All the entries need to be quoted exactly, apart from the pictures, which you should drop.
::: Data to use :::
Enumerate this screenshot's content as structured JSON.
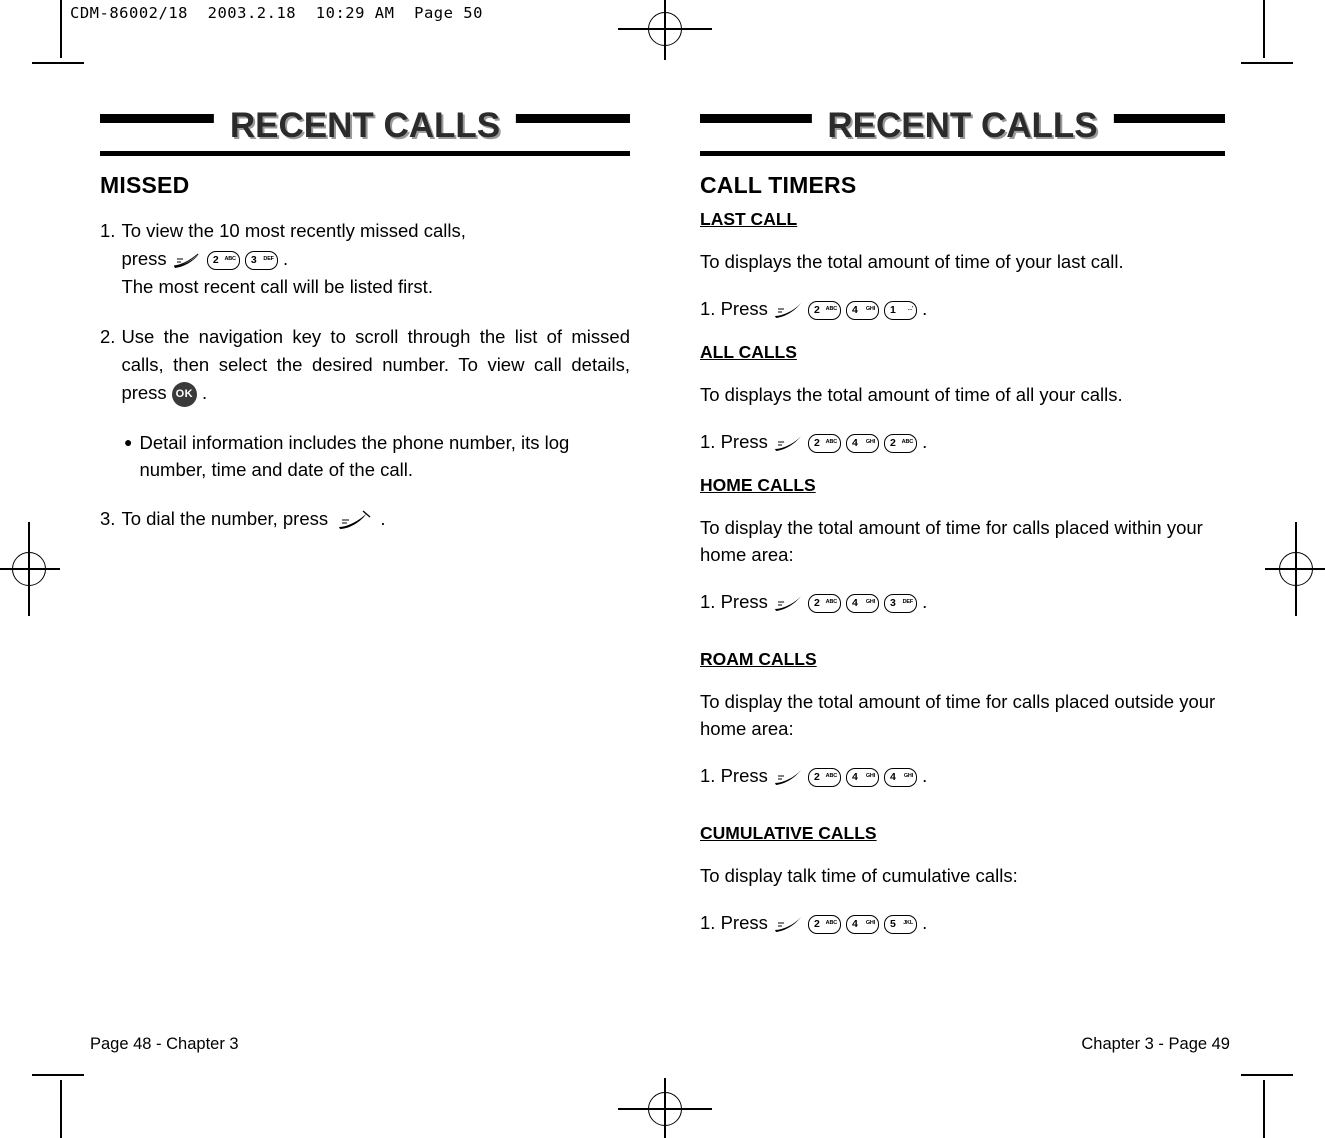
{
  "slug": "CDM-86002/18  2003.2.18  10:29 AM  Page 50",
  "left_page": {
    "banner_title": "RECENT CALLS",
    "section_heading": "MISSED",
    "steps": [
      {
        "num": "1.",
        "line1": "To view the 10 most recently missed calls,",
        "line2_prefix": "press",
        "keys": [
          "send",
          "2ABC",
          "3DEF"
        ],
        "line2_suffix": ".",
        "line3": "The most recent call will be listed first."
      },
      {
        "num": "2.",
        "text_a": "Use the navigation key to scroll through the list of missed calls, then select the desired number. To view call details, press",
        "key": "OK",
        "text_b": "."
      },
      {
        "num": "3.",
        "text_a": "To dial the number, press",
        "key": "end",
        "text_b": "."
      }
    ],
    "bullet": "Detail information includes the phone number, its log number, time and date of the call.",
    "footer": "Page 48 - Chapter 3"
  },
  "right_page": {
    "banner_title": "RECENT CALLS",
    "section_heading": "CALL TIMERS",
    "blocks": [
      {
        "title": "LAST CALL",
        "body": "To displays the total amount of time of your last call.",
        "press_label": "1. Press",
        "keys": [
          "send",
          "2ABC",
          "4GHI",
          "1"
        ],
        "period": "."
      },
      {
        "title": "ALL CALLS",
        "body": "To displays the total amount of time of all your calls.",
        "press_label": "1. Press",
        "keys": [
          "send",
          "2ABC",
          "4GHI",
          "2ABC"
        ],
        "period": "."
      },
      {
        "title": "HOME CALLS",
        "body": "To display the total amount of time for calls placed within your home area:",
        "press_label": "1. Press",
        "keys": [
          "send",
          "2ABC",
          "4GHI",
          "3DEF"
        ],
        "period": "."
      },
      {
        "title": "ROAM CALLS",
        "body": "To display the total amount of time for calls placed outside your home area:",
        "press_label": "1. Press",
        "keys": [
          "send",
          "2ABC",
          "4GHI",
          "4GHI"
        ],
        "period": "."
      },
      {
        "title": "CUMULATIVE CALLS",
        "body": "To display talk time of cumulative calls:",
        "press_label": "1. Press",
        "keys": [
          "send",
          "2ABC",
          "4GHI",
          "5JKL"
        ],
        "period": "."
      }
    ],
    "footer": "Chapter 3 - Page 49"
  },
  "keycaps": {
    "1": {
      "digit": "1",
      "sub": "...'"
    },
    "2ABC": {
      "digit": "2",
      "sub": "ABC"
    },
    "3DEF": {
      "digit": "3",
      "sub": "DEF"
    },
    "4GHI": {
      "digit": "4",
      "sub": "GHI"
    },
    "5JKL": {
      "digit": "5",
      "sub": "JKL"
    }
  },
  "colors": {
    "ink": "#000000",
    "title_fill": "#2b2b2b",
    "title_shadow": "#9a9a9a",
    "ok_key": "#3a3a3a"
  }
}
:::
• _Correct response_:
Enumerate this screenshot's content as structured JSON.
{
  "slug": "CDM-86002/18  2003.2.18  10:29 AM  Page 50",
  "left_page": {
    "banner_title": "RECENT CALLS",
    "section_heading": "MISSED",
    "steps": [
      {
        "num": "1.",
        "line1": "To view the 10 most recently missed calls,",
        "line2_prefix": "press",
        "keys": [
          "send",
          "2ABC",
          "3DEF"
        ],
        "line2_suffix": ".",
        "line3": "The most recent call will be listed first."
      },
      {
        "num": "2.",
        "text_a": "Use the navigation key to scroll through the list of missed calls, then select the desired number. To view call details, press",
        "key": "OK",
        "text_b": "."
      },
      {
        "num": "3.",
        "text_a": "To dial the number, press",
        "key": "end",
        "text_b": "."
      }
    ],
    "bullet": "Detail information includes the phone number, its log number, time and date of the call.",
    "footer": "Page 48 - Chapter 3"
  },
  "right_page": {
    "banner_title": "RECENT CALLS",
    "section_heading": "CALL TIMERS",
    "blocks": [
      {
        "title": "LAST CALL",
        "body": "To displays the total amount of time of your last call.",
        "press_label": "1. Press",
        "keys": [
          "send",
          "2ABC",
          "4GHI",
          "1"
        ],
        "period": "."
      },
      {
        "title": "ALL CALLS",
        "body": "To displays the total amount of time of all your calls.",
        "press_label": "1. Press",
        "keys": [
          "send",
          "2ABC",
          "4GHI",
          "2ABC"
        ],
        "period": "."
      },
      {
        "title": "HOME CALLS",
        "body": "To display the total amount of time for calls placed within your home area:",
        "press_label": "1. Press",
        "keys": [
          "send",
          "2ABC",
          "4GHI",
          "3DEF"
        ],
        "period": "."
      },
      {
        "title": "ROAM CALLS",
        "body": "To display the total amount of time for calls placed outside your home area:",
        "press_label": "1. Press",
        "keys": [
          "send",
          "2ABC",
          "4GHI",
          "4GHI"
        ],
        "period": "."
      },
      {
        "title": "CUMULATIVE CALLS",
        "body": "To display talk time of cumulative calls:",
        "press_label": "1. Press",
        "keys": [
          "send",
          "2ABC",
          "4GHI",
          "5JKL"
        ],
        "period": "."
      }
    ],
    "footer": "Chapter 3 - Page 49"
  },
  "keycaps": {
    "1": {
      "digit": "1",
      "sub": "...'"
    },
    "2ABC": {
      "digit": "2",
      "sub": "ABC"
    },
    "3DEF": {
      "digit": "3",
      "sub": "DEF"
    },
    "4GHI": {
      "digit": "4",
      "sub": "GHI"
    },
    "5JKL": {
      "digit": "5",
      "sub": "JKL"
    }
  },
  "colors": {
    "ink": "#000000",
    "title_fill": "#2b2b2b",
    "title_shadow": "#9a9a9a",
    "ok_key": "#3a3a3a"
  }
}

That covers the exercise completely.